Records from a collection of figures:
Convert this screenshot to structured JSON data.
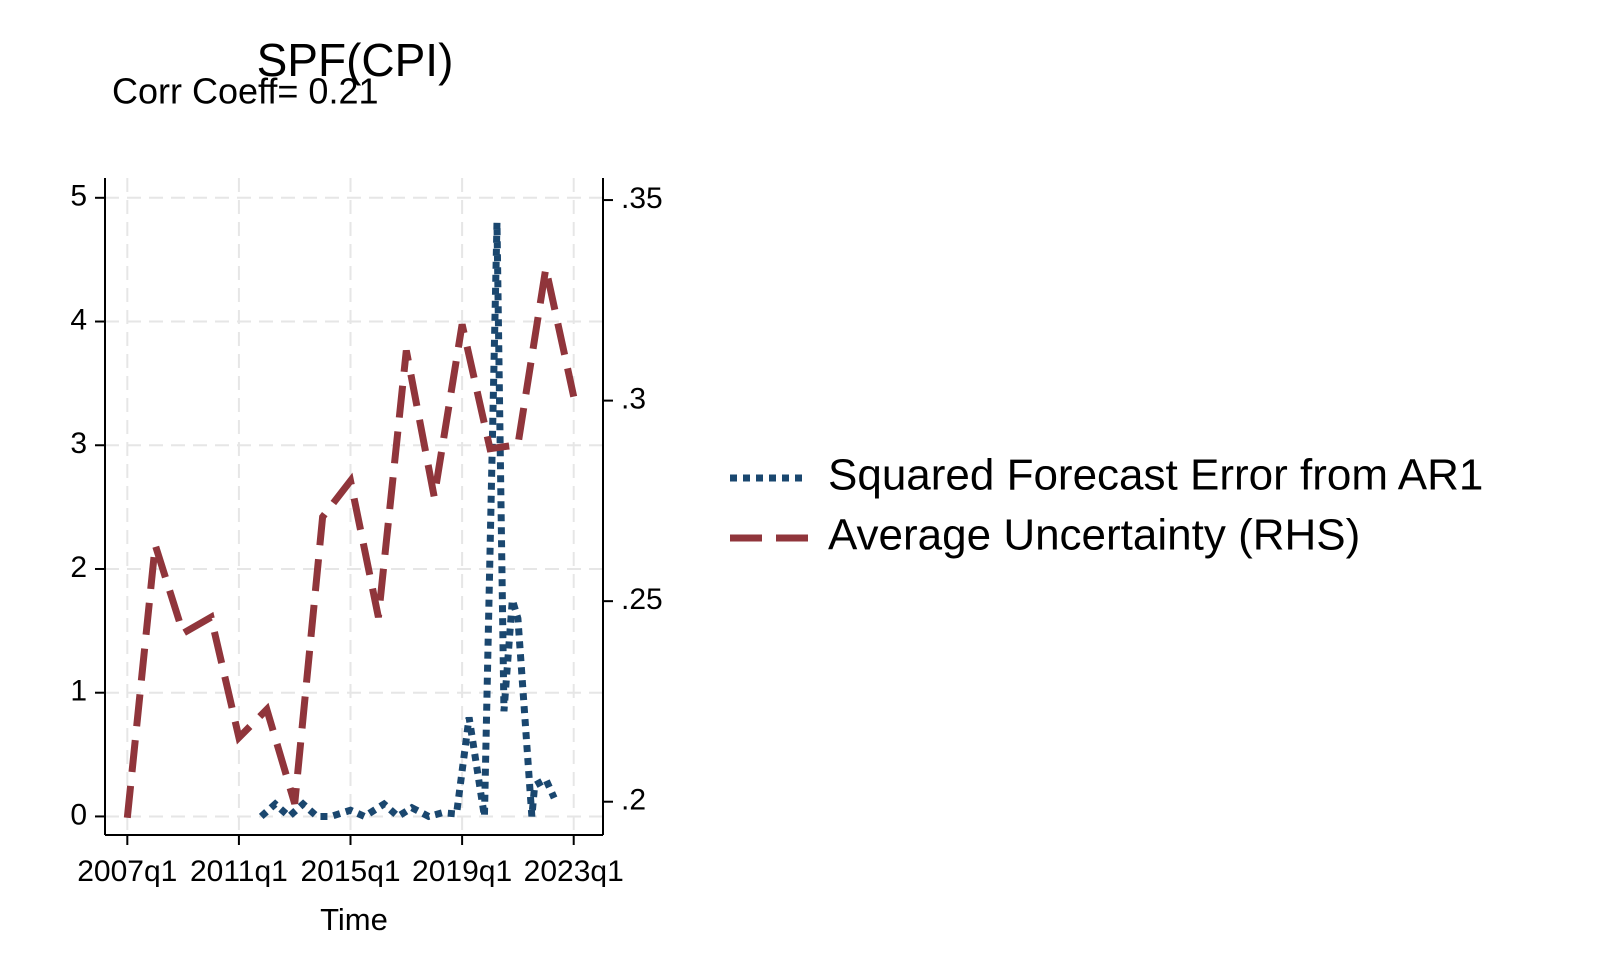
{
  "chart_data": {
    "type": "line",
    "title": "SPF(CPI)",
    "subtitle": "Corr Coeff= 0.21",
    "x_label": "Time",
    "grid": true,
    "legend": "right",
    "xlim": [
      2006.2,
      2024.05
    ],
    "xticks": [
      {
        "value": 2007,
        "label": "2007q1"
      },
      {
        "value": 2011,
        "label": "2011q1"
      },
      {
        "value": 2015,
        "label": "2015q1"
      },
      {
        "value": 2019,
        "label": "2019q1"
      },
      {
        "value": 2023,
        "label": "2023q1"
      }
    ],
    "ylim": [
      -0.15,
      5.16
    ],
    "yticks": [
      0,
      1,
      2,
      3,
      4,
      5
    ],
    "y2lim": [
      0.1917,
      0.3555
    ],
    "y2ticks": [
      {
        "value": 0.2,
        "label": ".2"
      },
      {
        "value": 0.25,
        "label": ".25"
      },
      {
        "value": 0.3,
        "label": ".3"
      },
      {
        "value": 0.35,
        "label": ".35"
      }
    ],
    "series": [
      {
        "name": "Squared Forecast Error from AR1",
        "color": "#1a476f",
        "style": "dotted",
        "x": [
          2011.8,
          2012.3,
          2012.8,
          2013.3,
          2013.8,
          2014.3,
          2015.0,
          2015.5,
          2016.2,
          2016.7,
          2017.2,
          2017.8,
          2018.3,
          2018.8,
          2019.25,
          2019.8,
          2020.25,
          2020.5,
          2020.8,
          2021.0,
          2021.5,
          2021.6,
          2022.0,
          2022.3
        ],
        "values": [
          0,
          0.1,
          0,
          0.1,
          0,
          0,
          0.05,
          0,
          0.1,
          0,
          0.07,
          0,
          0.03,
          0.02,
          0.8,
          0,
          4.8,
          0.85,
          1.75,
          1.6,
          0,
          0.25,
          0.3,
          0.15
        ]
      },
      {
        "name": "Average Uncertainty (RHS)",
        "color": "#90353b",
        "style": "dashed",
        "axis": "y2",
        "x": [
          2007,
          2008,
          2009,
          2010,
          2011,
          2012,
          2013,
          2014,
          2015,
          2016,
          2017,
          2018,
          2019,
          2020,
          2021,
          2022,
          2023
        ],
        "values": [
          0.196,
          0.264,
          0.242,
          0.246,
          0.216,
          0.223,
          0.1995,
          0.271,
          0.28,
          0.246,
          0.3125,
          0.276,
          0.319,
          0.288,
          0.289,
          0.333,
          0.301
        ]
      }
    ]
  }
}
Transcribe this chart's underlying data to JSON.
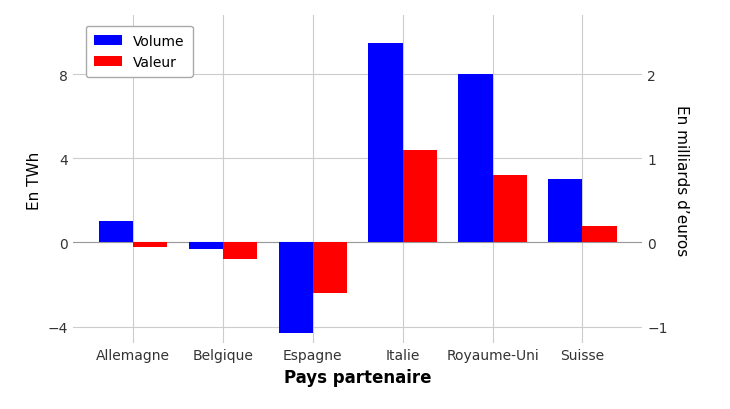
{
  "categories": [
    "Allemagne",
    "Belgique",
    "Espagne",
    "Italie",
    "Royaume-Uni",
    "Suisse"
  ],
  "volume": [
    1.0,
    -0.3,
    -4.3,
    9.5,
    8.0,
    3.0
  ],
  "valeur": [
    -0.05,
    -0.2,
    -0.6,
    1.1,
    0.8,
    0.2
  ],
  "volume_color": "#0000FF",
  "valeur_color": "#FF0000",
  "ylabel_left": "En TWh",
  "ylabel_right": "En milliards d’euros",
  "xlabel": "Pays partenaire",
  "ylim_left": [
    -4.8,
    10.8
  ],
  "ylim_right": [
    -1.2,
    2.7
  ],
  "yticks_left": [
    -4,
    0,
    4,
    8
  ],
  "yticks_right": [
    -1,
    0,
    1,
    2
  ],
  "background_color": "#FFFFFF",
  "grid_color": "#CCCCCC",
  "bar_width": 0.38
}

* * *

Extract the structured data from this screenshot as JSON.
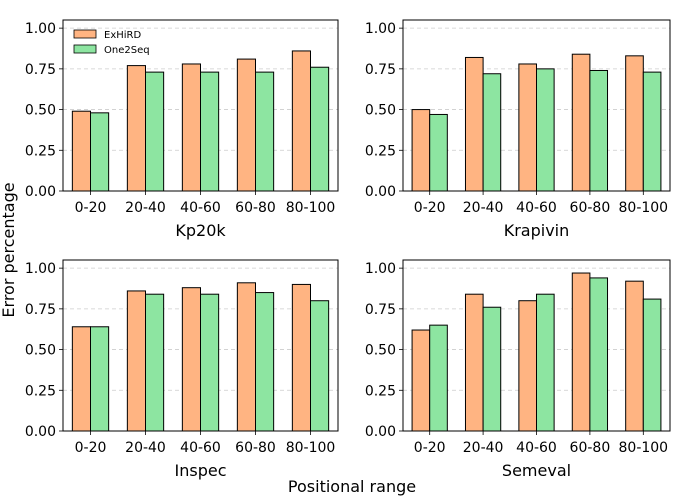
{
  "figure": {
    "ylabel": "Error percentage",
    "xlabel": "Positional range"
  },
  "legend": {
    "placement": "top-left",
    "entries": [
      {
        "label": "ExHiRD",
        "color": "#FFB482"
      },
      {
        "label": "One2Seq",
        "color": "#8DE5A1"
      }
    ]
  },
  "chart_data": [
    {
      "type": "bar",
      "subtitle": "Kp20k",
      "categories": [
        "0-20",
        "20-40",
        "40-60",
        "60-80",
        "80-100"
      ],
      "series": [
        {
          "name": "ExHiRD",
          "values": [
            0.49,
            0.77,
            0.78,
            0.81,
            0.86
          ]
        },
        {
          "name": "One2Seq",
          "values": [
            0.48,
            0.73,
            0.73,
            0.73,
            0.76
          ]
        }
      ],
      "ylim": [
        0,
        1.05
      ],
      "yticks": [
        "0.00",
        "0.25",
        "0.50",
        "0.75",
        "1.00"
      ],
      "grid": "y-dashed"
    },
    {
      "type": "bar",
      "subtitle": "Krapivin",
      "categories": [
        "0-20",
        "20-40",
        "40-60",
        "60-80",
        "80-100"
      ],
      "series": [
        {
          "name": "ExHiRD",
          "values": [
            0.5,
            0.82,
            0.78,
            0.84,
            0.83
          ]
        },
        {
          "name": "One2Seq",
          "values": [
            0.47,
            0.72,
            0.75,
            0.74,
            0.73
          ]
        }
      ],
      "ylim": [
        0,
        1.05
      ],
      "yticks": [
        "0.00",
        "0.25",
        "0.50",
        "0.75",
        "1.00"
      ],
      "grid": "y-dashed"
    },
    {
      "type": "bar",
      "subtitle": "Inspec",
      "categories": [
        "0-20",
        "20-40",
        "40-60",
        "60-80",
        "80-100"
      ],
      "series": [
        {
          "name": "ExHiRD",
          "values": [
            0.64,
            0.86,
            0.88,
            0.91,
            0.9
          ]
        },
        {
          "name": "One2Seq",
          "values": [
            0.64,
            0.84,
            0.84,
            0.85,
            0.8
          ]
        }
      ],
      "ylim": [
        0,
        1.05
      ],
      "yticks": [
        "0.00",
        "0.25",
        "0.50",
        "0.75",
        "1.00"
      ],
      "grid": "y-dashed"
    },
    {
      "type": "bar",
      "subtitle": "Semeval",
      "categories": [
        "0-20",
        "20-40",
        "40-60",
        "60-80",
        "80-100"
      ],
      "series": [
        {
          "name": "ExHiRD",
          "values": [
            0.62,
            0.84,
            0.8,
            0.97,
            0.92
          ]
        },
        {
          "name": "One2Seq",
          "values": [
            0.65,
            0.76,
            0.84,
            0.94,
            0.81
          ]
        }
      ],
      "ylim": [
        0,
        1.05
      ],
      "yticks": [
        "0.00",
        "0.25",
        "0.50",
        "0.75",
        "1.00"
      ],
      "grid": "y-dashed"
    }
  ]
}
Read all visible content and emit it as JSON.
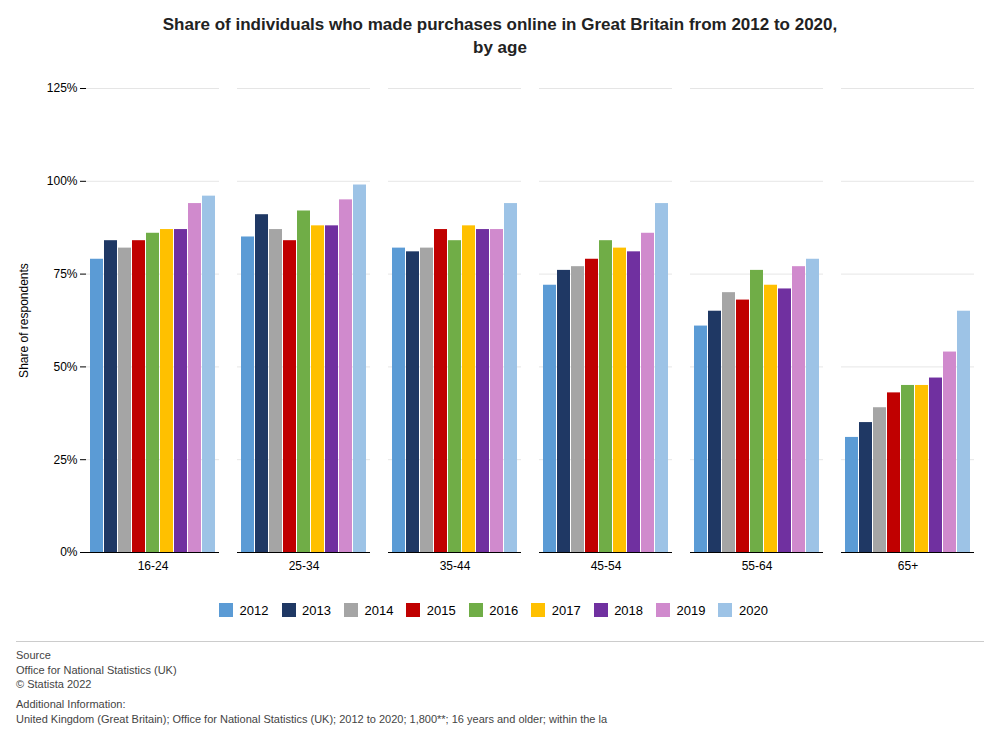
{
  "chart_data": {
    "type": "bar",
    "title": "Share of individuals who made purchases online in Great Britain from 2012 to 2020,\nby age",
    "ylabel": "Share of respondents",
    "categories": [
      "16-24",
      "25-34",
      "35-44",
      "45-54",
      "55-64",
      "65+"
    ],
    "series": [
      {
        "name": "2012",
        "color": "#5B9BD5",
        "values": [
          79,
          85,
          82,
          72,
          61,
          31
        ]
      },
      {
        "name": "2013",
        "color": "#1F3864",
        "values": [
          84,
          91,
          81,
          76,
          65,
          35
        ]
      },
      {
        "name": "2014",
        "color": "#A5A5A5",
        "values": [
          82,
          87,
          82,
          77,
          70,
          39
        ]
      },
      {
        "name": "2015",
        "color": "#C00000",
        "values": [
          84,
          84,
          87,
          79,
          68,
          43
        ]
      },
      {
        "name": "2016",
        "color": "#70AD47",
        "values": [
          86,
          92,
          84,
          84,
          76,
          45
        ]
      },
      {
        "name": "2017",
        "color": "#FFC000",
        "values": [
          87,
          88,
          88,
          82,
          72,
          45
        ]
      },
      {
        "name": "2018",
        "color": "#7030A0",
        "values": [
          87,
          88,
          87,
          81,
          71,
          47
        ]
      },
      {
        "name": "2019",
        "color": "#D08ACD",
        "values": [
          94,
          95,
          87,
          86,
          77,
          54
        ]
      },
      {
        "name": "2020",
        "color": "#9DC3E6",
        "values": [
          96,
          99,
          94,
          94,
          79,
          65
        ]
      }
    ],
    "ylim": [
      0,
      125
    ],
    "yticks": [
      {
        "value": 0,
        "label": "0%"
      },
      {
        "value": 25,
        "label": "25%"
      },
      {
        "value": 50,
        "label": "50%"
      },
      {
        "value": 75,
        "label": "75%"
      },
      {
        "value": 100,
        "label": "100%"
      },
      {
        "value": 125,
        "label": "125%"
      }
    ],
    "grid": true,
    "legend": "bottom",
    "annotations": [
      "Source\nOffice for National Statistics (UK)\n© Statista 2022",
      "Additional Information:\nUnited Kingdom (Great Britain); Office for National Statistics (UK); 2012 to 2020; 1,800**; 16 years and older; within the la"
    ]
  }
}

Your task:
Search the entries for the word "Error" and gather every line where it appears.

Solution to this exercise:
        "name": "Squared Forecast Error from AR1",
    "ylabel": "Error percentage",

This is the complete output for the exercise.